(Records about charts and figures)
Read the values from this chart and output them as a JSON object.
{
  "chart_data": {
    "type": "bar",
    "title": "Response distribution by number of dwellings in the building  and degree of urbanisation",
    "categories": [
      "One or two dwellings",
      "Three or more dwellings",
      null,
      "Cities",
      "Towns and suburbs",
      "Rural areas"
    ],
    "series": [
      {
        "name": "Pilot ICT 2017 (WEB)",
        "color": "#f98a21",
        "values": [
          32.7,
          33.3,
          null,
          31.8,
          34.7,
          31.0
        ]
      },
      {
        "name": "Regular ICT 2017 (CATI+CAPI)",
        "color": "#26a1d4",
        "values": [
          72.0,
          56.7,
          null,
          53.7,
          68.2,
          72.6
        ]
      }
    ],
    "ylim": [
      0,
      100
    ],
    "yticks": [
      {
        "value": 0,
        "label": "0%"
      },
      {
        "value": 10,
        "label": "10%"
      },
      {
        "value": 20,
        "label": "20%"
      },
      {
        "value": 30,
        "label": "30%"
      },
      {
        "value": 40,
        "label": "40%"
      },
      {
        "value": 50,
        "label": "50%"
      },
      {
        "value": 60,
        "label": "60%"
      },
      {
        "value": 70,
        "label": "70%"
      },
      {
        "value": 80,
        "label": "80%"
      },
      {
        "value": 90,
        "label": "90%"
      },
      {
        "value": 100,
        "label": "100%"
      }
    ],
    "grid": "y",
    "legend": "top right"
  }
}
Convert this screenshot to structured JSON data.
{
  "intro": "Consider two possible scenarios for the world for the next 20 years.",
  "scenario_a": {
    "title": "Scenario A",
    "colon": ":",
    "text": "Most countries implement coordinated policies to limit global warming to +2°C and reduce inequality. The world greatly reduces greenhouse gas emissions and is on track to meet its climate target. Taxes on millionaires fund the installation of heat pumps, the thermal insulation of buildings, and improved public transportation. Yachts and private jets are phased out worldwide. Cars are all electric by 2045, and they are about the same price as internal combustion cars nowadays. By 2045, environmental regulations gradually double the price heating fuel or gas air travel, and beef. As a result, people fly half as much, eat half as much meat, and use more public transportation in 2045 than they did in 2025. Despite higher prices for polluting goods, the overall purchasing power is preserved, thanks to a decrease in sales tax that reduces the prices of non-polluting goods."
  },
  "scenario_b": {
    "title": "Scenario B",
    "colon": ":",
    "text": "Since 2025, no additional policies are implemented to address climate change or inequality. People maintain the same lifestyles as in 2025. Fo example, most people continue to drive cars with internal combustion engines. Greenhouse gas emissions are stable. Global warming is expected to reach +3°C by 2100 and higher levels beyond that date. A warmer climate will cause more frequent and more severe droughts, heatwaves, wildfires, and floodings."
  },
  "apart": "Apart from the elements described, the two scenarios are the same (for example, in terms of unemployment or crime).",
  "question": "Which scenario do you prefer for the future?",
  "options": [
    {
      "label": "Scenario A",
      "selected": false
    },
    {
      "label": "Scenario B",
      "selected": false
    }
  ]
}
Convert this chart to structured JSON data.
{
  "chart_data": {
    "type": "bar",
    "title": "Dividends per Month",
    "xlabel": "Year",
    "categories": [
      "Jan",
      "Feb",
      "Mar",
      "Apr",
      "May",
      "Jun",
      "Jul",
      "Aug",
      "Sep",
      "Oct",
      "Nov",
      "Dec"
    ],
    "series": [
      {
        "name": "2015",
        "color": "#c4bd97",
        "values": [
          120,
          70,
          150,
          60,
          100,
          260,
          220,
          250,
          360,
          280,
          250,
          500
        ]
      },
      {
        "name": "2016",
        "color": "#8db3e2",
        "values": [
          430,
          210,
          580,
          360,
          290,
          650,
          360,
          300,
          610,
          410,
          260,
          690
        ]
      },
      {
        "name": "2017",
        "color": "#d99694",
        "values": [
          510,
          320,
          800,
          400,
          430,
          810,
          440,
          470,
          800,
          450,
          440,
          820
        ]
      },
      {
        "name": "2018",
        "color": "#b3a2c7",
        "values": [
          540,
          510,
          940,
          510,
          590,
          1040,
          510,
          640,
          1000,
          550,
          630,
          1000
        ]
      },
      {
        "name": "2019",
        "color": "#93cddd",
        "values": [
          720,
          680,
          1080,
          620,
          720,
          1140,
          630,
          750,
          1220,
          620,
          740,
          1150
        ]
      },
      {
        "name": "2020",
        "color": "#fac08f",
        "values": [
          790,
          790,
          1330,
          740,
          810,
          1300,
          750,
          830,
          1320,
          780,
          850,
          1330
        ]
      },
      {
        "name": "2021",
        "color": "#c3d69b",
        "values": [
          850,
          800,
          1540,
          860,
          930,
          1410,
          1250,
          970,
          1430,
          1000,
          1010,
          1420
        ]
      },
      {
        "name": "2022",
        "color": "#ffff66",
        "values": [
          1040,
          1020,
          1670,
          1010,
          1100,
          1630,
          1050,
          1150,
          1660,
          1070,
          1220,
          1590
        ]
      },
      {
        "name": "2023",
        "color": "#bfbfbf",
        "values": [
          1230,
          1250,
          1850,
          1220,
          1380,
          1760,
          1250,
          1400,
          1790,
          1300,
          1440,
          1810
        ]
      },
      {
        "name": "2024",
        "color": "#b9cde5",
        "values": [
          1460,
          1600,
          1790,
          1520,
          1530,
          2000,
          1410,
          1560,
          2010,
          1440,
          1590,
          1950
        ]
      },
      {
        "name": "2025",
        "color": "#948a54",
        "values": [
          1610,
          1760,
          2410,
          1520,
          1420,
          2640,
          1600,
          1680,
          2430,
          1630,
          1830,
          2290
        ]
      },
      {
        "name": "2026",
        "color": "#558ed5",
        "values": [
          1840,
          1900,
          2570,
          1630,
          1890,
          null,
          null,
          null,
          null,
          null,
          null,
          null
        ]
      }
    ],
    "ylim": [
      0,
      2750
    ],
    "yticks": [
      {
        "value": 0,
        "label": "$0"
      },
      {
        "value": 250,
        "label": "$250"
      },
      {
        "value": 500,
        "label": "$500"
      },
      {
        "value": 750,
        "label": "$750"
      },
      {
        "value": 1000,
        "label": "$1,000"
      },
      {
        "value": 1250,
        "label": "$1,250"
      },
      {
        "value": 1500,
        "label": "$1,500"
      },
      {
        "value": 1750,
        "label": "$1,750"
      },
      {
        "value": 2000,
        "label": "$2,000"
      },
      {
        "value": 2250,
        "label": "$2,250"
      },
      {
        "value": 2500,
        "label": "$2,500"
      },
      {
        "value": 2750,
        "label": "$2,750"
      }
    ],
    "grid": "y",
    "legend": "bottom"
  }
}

▶ **Written request**: Write the material out exactly, with nothing left out.

▶ **Complete answer**:
Read the values from this chart and output them as a JSON object.
{
  "chart_data": {
    "type": "bar",
    "title": "Response distribution by number of dwellings in the building  and degree of urbanisation",
    "categories": [
      "One or two dwellings",
      "Three or more dwellings",
      null,
      "Cities",
      "Towns and suburbs",
      "Rural areas"
    ],
    "series": [
      {
        "name": "Pilot ICT 2017 (WEB)",
        "color": "#f98a21",
        "values": [
          32.7,
          33.3,
          null,
          31.8,
          34.7,
          31.0
        ]
      },
      {
        "name": "Regular ICT 2017 (CATI+CAPI)",
        "color": "#26a1d4",
        "values": [
          72.0,
          56.7,
          null,
          53.7,
          68.2,
          72.6
        ]
      }
    ],
    "ylim": [
      0,
      100
    ],
    "yticks": [
      {
        "value": 0,
        "label": "0%"
      },
      {
        "value": 10,
        "label": "10%"
      },
      {
        "value": 20,
        "label": "20%"
      },
      {
        "value": 30,
        "label": "30%"
      },
      {
        "value": 40,
        "label": "40%"
      },
      {
        "value": 50,
        "label": "50%"
      },
      {
        "value": 60,
        "label": "60%"
      },
      {
        "value": 70,
        "label": "70%"
      },
      {
        "value": 80,
        "label": "80%"
      },
      {
        "value": 90,
        "label": "90%"
      },
      {
        "value": 100,
        "label": "100%"
      }
    ],
    "grid": "y",
    "legend": "top right"
  }
}
Convert this screenshot to structured JSON data.
{
  "intro": "Consider two possible scenarios for the world for the next 20 years.",
  "scenario_a": {
    "title": "Scenario A",
    "colon": ":",
    "text": "Most countries implement coordinated policies to limit global warming to +2°C and reduce inequality. The world greatly reduces greenhouse gas emissions and is on track to meet its climate target. Taxes on millionaires fund the installation of heat pumps, the thermal insulation of buildings, and improved public transportation. Yachts and private jets are phased out worldwide. Cars are all electric by 2045, and they are about the same price as internal combustion cars nowadays. By 2045, environmental regulations gradually double the price heating fuel or gas air travel, and beef. As a result, people fly half as much, eat half as much meat, and use more public transportation in 2045 than they did in 2025. Despite higher prices for polluting goods, the overall purchasing power is preserved, thanks to a decrease in sales tax that reduces the prices of non-polluting goods."
  },
  "scenario_b": {
    "title": "Scenario B",
    "colon": ":",
    "text": "Since 2025, no additional policies are implemented to address climate change or inequality. People maintain the same lifestyles as in 2025. Fo example, most people continue to drive cars with internal combustion engines. Greenhouse gas emissions are stable. Global warming is expected to reach +3°C by 2100 and higher levels beyond that date. A warmer climate will cause more frequent and more severe droughts, heatwaves, wildfires, and floodings."
  },
  "apart": "Apart from the elements described, the two scenarios are the same (for example, in terms of unemployment or crime).",
  "question": "Which scenario do you prefer for the future?",
  "options": [
    {
      "label": "Scenario A",
      "selected": false
    },
    {
      "label": "Scenario B",
      "selected": false
    }
  ]
}
Convert this chart to structured JSON data.
{
  "chart_data": {
    "type": "bar",
    "title": "Dividends per Month",
    "xlabel": "Year",
    "categories": [
      "Jan",
      "Feb",
      "Mar",
      "Apr",
      "May",
      "Jun",
      "Jul",
      "Aug",
      "Sep",
      "Oct",
      "Nov",
      "Dec"
    ],
    "series": [
      {
        "name": "2015",
        "color": "#c4bd97",
        "values": [
          120,
          70,
          150,
          60,
          100,
          260,
          220,
          250,
          360,
          280,
          250,
          500
        ]
      },
      {
        "name": "2016",
        "color": "#8db3e2",
        "values": [
          430,
          210,
          580,
          360,
          290,
          650,
          360,
          300,
          610,
          410,
          260,
          690
        ]
      },
      {
        "name": "2017",
        "color": "#d99694",
        "values": [
          510,
          320,
          800,
          400,
          430,
          810,
          440,
          470,
          800,
          450,
          440,
          820
        ]
      },
      {
        "name": "2018",
        "color": "#b3a2c7",
        "values": [
          540,
          510,
          940,
          510,
          590,
          1040,
          510,
          640,
          1000,
          550,
          630,
          1000
        ]
      },
      {
        "name": "2019",
        "color": "#93cddd",
        "values": [
          720,
          680,
          1080,
          620,
          720,
          1140,
          630,
          750,
          1220,
          620,
          740,
          1150
        ]
      },
      {
        "name": "2020",
        "color": "#fac08f",
        "values": [
          790,
          790,
          1330,
          740,
          810,
          1300,
          750,
          830,
          1320,
          780,
          850,
          1330
        ]
      },
      {
        "name": "2021",
        "color": "#c3d69b",
        "values": [
          850,
          800,
          1540,
          860,
          930,
          1410,
          1250,
          970,
          1430,
          1000,
          1010,
          1420
        ]
      },
      {
        "name": "2022",
        "color": "#ffff66",
        "values": [
          1040,
          1020,
          1670,
          1010,
          1100,
          1630,
          1050,
          1150,
          1660,
          1070,
          1220,
          1590
        ]
      },
      {
        "name": "2023",
        "color": "#bfbfbf",
        "values": [
          1230,
          1250,
          1850,
          1220,
          1380,
          1760,
          1250,
          1400,
          1790,
          1300,
          1440,
          1810
        ]
      },
      {
        "name": "2024",
        "color": "#b9cde5",
        "values": [
          1460,
          1600,
          1790,
          1520,
          1530,
          2000,
          1410,
          1560,
          2010,
          1440,
          1590,
          1950
        ]
      },
      {
        "name": "2025",
        "color": "#948a54",
        "values": [
          1610,
          1760,
          2410,
          1520,
          1420,
          2640,
          1600,
          1680,
          2430,
          1630,
          1830,
          2290
        ]
      },
      {
        "name": "2026",
        "color": "#558ed5",
        "values": [
          1840,
          1900,
          2570,
          1630,
          1890,
          null,
          null,
          null,
          null,
          null,
          null,
          null
        ]
      }
    ],
    "ylim": [
      0,
      2750
    ],
    "yticks": [
      {
        "value": 0,
        "label": "$0"
      },
      {
        "value": 250,
        "label": "$250"
      },
      {
        "value": 500,
        "label": "$500"
      },
      {
        "value": 750,
        "label": "$750"
      },
      {
        "value": 1000,
        "label": "$1,000"
      },
      {
        "value": 1250,
        "label": "$1,250"
      },
      {
        "value": 1500,
        "label": "$1,500"
      },
      {
        "value": 1750,
        "label": "$1,750"
      },
      {
        "value": 2000,
        "label": "$2,000"
      },
      {
        "value": 2250,
        "label": "$2,250"
      },
      {
        "value": 2500,
        "label": "$2,500"
      },
      {
        "value": 2750,
        "label": "$2,750"
      }
    ],
    "grid": "y",
    "legend": "bottom"
  }
}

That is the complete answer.